> [Problem details]:
Output the records. Match them exactly.

* start *

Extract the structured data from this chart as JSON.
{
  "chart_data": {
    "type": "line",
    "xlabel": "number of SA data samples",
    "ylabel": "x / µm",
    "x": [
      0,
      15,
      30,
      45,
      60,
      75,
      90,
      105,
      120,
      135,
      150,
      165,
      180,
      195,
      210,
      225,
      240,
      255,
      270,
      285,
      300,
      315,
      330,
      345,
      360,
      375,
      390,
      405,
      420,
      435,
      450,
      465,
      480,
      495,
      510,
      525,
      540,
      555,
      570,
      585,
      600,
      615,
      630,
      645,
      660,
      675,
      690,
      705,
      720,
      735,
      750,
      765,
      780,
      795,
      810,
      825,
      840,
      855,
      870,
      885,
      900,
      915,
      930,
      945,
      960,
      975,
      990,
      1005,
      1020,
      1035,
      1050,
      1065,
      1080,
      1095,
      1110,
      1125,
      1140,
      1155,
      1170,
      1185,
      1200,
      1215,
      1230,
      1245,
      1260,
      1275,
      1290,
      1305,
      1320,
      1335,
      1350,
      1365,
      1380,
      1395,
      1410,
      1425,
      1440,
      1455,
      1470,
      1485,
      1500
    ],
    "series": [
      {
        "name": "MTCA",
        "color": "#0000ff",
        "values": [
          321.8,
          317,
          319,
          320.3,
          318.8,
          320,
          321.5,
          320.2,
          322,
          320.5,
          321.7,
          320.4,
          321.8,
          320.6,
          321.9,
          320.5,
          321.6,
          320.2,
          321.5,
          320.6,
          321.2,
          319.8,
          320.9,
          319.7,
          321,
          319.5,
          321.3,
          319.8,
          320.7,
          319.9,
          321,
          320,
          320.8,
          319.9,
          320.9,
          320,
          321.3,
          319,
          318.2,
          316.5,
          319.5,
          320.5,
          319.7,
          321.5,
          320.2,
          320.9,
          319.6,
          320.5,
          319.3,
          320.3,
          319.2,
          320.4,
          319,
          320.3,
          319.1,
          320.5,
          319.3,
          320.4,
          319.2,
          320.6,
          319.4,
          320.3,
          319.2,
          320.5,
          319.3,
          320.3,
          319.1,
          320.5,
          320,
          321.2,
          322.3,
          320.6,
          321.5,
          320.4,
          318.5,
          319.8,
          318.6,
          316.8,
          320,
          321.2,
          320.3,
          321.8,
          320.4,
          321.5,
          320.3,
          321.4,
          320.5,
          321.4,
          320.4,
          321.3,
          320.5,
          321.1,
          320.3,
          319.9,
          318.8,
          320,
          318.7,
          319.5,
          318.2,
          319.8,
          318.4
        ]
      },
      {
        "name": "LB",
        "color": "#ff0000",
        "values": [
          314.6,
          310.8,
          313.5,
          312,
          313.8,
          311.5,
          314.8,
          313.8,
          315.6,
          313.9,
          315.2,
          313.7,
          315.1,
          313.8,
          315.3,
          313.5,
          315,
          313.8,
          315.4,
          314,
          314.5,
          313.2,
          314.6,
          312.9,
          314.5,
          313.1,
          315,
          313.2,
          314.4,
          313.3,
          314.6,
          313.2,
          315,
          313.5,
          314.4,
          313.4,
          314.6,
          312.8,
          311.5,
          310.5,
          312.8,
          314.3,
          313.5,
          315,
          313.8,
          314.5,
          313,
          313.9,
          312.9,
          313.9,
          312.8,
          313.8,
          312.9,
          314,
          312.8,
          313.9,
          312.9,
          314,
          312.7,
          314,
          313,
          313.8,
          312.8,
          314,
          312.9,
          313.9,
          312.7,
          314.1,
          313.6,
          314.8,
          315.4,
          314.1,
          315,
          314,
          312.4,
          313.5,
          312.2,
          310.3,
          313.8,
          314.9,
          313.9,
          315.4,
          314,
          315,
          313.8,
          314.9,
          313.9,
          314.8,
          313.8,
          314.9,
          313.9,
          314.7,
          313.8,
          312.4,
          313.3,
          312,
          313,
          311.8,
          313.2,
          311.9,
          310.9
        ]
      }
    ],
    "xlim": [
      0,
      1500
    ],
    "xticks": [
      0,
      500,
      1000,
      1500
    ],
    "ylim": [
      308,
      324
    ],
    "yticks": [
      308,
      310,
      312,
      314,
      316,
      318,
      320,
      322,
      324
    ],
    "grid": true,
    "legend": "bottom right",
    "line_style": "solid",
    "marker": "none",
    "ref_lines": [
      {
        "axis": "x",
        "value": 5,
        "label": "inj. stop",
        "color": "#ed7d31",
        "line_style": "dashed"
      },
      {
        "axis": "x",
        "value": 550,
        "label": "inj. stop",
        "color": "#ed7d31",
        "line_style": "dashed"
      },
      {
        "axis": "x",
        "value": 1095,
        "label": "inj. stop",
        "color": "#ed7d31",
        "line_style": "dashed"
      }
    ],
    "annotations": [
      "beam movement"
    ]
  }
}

* end *

> [Correct result]:
Extract the structured data from this chart as JSON.
{
  "chart_data": {
    "type": "line",
    "xlabel": "number of SA data samples",
    "ylabel": "x / µm",
    "x": [
      0,
      15,
      30,
      45,
      60,
      75,
      90,
      105,
      120,
      135,
      150,
      165,
      180,
      195,
      210,
      225,
      240,
      255,
      270,
      285,
      300,
      315,
      330,
      345,
      360,
      375,
      390,
      405,
      420,
      435,
      450,
      465,
      480,
      495,
      510,
      525,
      540,
      555,
      570,
      585,
      600,
      615,
      630,
      645,
      660,
      675,
      690,
      705,
      720,
      735,
      750,
      765,
      780,
      795,
      810,
      825,
      840,
      855,
      870,
      885,
      900,
      915,
      930,
      945,
      960,
      975,
      990,
      1005,
      1020,
      1035,
      1050,
      1065,
      1080,
      1095,
      1110,
      1125,
      1140,
      1155,
      1170,
      1185,
      1200,
      1215,
      1230,
      1245,
      1260,
      1275,
      1290,
      1305,
      1320,
      1335,
      1350,
      1365,
      1380,
      1395,
      1410,
      1425,
      1440,
      1455,
      1470,
      1485,
      1500
    ],
    "series": [
      {
        "name": "MTCA",
        "color": "#0000ff",
        "values": [
          321.8,
          317,
          319,
          320.3,
          318.8,
          320,
          321.5,
          320.2,
          322,
          320.5,
          321.7,
          320.4,
          321.8,
          320.6,
          321.9,
          320.5,
          321.6,
          320.2,
          321.5,
          320.6,
          321.2,
          319.8,
          320.9,
          319.7,
          321,
          319.5,
          321.3,
          319.8,
          320.7,
          319.9,
          321,
          320,
          320.8,
          319.9,
          320.9,
          320,
          321.3,
          319,
          318.2,
          316.5,
          319.5,
          320.5,
          319.7,
          321.5,
          320.2,
          320.9,
          319.6,
          320.5,
          319.3,
          320.3,
          319.2,
          320.4,
          319,
          320.3,
          319.1,
          320.5,
          319.3,
          320.4,
          319.2,
          320.6,
          319.4,
          320.3,
          319.2,
          320.5,
          319.3,
          320.3,
          319.1,
          320.5,
          320,
          321.2,
          322.3,
          320.6,
          321.5,
          320.4,
          318.5,
          319.8,
          318.6,
          316.8,
          320,
          321.2,
          320.3,
          321.8,
          320.4,
          321.5,
          320.3,
          321.4,
          320.5,
          321.4,
          320.4,
          321.3,
          320.5,
          321.1,
          320.3,
          319.9,
          318.8,
          320,
          318.7,
          319.5,
          318.2,
          319.8,
          318.4
        ]
      },
      {
        "name": "LB",
        "color": "#ff0000",
        "values": [
          314.6,
          310.8,
          313.5,
          312,
          313.8,
          311.5,
          314.8,
          313.8,
          315.6,
          313.9,
          315.2,
          313.7,
          315.1,
          313.8,
          315.3,
          313.5,
          315,
          313.8,
          315.4,
          314,
          314.5,
          313.2,
          314.6,
          312.9,
          314.5,
          313.1,
          315,
          313.2,
          314.4,
          313.3,
          314.6,
          313.2,
          315,
          313.5,
          314.4,
          313.4,
          314.6,
          312.8,
          311.5,
          310.5,
          312.8,
          314.3,
          313.5,
          315,
          313.8,
          314.5,
          313,
          313.9,
          312.9,
          313.9,
          312.8,
          313.8,
          312.9,
          314,
          312.8,
          313.9,
          312.9,
          314,
          312.7,
          314,
          313,
          313.8,
          312.8,
          314,
          312.9,
          313.9,
          312.7,
          314.1,
          313.6,
          314.8,
          315.4,
          314.1,
          315,
          314,
          312.4,
          313.5,
          312.2,
          310.3,
          313.8,
          314.9,
          313.9,
          315.4,
          314,
          315,
          313.8,
          314.9,
          313.9,
          314.8,
          313.8,
          314.9,
          313.9,
          314.7,
          313.8,
          312.4,
          313.3,
          312,
          313,
          311.8,
          313.2,
          311.9,
          310.9
        ]
      }
    ],
    "xlim": [
      0,
      1500
    ],
    "xticks": [
      0,
      500,
      1000,
      1500
    ],
    "ylim": [
      308,
      324
    ],
    "yticks": [
      308,
      310,
      312,
      314,
      316,
      318,
      320,
      322,
      324
    ],
    "grid": true,
    "legend": "bottom right",
    "line_style": "solid",
    "marker": "none",
    "ref_lines": [
      {
        "axis": "x",
        "value": 5,
        "label": "inj. stop",
        "color": "#ed7d31",
        "line_style": "dashed"
      },
      {
        "axis": "x",
        "value": 550,
        "label": "inj. stop",
        "color": "#ed7d31",
        "line_style": "dashed"
      },
      {
        "axis": "x",
        "value": 1095,
        "label": "inj. stop",
        "color": "#ed7d31",
        "line_style": "dashed"
      }
    ],
    "annotations": [
      "beam movement"
    ]
  }
}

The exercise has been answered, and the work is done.